#### WHAT IS ASKED:
Keep only those lines of the records that include the string "this".

#### SUPPLIED MATERIAL:
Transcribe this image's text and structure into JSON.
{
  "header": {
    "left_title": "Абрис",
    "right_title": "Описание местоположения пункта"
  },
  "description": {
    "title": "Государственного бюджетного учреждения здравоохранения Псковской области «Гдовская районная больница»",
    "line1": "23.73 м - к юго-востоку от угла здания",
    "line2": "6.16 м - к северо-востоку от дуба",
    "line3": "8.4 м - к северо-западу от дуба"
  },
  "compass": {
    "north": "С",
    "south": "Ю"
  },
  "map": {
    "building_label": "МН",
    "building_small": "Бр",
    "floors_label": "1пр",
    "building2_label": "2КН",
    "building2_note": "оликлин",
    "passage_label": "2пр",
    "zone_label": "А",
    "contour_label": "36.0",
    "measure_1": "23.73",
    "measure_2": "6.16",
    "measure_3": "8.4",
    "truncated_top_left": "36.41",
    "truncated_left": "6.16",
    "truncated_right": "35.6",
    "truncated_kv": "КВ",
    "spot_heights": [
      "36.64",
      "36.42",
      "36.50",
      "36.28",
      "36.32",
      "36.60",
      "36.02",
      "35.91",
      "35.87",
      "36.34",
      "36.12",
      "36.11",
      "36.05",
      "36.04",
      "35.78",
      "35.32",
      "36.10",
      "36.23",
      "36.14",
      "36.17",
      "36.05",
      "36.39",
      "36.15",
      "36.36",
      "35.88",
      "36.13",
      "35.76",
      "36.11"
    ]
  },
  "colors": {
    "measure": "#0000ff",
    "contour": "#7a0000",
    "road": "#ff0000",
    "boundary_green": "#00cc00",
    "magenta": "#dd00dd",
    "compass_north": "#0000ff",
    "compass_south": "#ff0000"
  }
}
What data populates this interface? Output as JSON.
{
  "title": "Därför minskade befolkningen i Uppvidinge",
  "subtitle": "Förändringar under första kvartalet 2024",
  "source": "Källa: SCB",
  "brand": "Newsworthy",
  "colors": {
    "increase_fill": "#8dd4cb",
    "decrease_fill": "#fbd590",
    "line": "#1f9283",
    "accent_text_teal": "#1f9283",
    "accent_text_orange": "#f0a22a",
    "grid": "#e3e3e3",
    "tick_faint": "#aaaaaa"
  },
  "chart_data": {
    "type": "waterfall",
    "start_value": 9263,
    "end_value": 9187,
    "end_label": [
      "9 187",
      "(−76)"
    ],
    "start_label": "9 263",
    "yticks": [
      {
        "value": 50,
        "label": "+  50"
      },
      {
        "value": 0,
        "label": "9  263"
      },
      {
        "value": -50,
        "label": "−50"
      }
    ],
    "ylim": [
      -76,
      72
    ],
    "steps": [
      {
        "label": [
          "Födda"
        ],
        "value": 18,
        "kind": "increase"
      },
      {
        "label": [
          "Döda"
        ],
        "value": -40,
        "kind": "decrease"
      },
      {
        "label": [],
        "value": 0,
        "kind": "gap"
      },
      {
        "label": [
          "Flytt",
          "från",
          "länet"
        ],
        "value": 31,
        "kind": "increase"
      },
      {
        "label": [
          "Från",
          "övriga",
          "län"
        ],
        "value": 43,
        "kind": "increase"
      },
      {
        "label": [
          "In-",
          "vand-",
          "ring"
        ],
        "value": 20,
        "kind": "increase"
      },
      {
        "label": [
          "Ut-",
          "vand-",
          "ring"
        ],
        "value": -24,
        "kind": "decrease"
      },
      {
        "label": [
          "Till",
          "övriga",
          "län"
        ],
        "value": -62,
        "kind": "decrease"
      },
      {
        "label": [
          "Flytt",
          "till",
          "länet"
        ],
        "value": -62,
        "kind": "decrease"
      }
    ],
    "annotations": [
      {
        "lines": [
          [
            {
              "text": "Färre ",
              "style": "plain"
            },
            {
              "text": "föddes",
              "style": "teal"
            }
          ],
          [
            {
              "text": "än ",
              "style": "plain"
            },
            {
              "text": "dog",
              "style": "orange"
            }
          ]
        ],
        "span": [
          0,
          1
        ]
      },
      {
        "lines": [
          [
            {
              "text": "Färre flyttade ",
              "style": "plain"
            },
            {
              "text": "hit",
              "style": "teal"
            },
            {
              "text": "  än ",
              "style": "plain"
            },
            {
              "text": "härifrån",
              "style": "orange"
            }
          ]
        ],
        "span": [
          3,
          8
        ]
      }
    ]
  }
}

#### ANSWER:
Transcribe this image's text and structure into JSON.
What data populates this interface? Output as JSON.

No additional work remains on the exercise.